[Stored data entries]
• • • • • • •

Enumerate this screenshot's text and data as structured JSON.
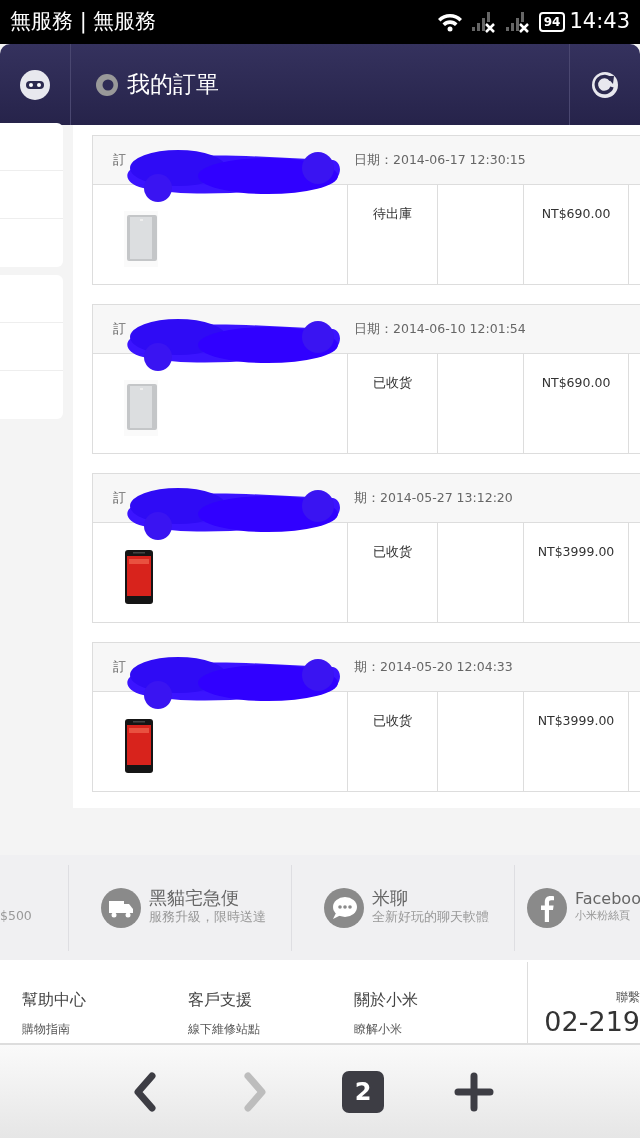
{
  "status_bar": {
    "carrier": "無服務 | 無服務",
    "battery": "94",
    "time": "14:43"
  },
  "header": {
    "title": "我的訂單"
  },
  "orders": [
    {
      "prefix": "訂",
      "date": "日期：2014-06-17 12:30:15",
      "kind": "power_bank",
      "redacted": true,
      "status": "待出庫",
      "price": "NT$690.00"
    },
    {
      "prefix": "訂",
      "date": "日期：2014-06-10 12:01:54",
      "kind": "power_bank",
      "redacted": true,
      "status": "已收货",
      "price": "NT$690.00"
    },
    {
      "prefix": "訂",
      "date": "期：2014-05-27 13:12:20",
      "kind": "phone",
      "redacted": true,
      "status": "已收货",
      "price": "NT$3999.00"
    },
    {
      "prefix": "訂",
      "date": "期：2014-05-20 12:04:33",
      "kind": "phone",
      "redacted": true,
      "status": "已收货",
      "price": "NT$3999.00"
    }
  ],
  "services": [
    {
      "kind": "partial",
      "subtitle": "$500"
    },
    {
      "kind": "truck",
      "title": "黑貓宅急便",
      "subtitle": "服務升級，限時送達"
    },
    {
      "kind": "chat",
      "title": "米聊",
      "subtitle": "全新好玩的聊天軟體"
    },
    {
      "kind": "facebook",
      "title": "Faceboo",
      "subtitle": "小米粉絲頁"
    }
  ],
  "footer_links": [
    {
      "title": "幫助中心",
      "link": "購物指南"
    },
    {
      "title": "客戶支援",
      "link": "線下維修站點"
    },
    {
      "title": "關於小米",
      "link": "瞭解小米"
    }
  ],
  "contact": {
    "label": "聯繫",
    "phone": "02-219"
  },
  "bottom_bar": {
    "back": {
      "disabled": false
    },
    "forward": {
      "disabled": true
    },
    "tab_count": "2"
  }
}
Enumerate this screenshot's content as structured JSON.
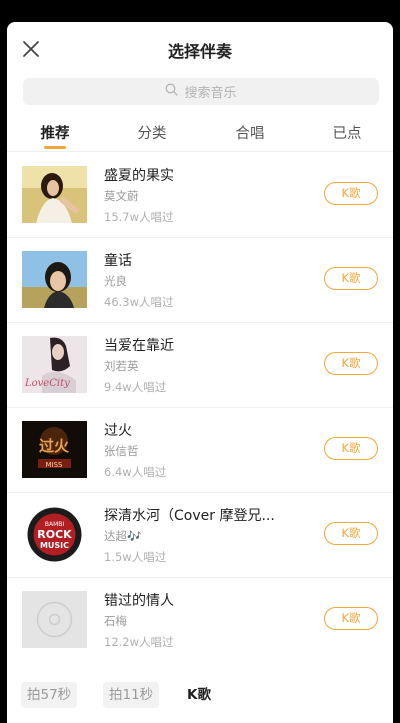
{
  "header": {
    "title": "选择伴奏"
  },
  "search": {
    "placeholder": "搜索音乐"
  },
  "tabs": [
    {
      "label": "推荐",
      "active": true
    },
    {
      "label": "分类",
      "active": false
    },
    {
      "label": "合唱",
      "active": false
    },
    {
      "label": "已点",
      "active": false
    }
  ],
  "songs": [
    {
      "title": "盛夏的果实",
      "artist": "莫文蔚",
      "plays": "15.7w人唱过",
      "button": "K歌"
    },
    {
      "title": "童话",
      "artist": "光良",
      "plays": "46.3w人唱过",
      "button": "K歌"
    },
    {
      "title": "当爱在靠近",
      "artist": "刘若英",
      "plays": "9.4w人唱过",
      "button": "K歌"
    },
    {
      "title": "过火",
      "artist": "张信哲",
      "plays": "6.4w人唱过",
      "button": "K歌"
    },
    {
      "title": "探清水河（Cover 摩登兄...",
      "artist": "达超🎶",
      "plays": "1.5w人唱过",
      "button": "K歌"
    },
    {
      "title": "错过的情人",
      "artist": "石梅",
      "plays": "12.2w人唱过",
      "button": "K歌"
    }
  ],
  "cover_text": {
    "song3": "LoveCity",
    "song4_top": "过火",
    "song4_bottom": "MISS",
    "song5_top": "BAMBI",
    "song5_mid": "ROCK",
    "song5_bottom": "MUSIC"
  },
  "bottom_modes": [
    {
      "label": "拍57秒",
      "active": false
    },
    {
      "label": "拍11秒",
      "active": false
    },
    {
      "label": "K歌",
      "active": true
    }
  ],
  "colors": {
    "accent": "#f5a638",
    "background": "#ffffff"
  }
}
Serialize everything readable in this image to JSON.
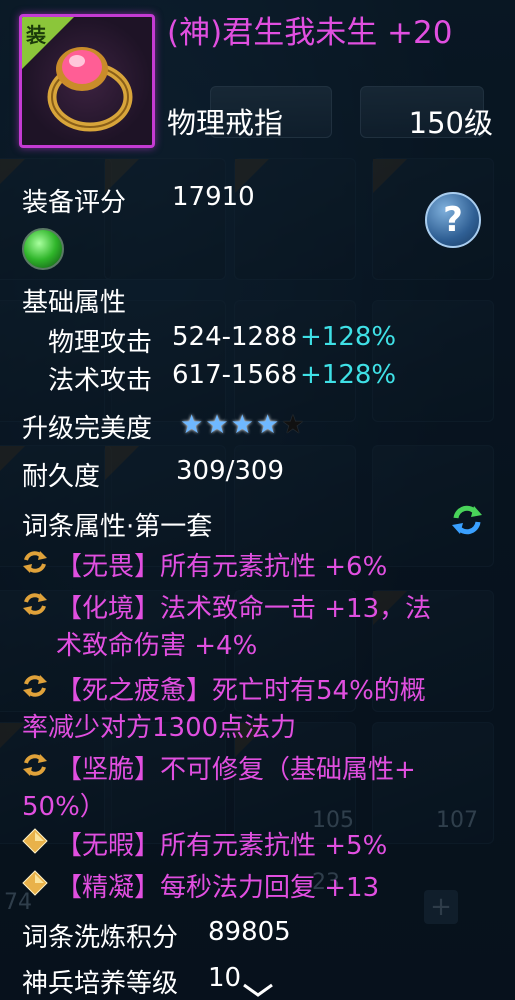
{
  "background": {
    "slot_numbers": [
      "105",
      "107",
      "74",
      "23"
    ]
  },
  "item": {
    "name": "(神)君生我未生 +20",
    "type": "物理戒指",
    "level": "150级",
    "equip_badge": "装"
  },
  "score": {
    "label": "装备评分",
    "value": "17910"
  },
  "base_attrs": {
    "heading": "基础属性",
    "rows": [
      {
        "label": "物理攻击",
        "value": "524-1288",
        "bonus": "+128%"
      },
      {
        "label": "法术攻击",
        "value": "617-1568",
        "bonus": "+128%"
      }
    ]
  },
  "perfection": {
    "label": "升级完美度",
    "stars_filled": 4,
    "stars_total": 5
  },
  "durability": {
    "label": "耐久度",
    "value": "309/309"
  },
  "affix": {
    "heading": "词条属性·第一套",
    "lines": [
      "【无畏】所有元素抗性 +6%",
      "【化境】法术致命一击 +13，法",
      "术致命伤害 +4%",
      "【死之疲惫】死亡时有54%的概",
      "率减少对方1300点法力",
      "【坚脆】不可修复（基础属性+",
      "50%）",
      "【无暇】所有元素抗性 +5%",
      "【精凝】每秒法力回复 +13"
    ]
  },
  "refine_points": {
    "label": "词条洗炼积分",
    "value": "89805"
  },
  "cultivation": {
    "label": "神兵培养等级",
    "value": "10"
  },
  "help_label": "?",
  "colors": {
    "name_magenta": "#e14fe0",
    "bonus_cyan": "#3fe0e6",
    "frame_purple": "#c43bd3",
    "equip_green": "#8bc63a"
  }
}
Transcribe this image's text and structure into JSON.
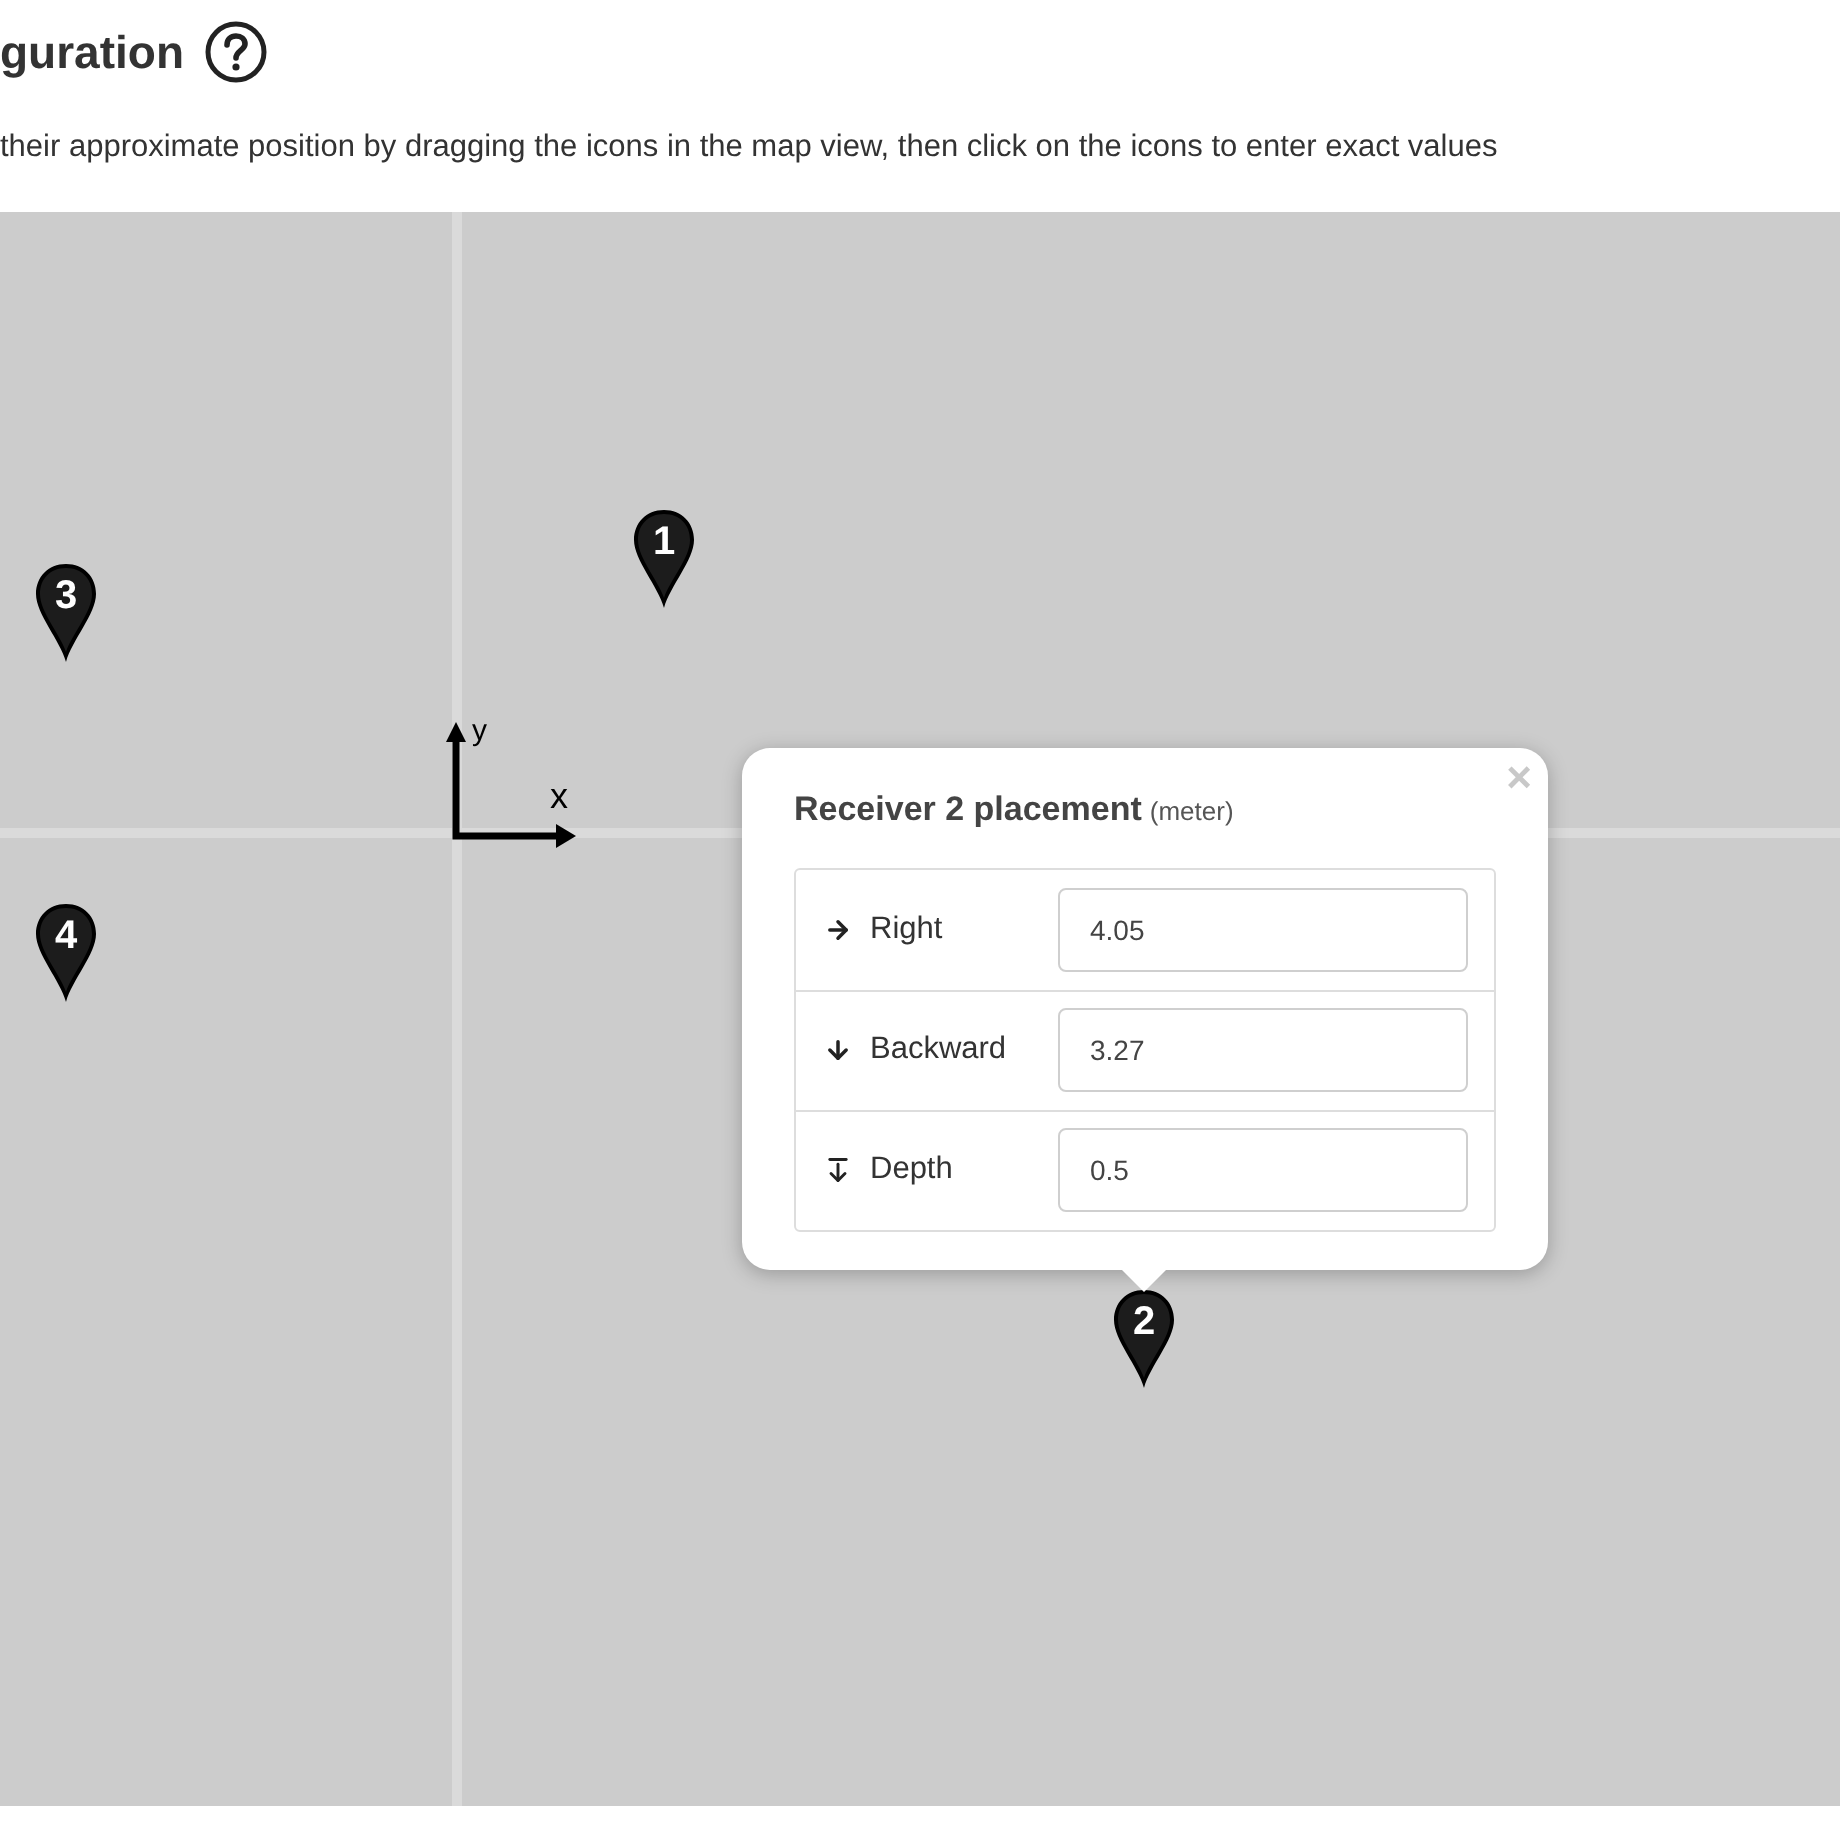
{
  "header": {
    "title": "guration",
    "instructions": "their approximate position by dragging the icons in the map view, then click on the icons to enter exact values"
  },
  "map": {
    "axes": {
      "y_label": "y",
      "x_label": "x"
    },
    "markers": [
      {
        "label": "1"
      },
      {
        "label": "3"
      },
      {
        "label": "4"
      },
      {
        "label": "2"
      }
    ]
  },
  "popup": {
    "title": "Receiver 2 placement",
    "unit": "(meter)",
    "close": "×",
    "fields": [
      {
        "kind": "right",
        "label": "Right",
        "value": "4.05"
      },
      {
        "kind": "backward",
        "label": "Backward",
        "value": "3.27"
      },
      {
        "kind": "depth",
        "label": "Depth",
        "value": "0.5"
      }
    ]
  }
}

• • • • • • •

* **Problem details**: Copy all lines in the listing above where the string "image" appears.

* **Complete response**:
Serialize everything readable in this image to JSON.
Transcribe this image's text and structure into JSON.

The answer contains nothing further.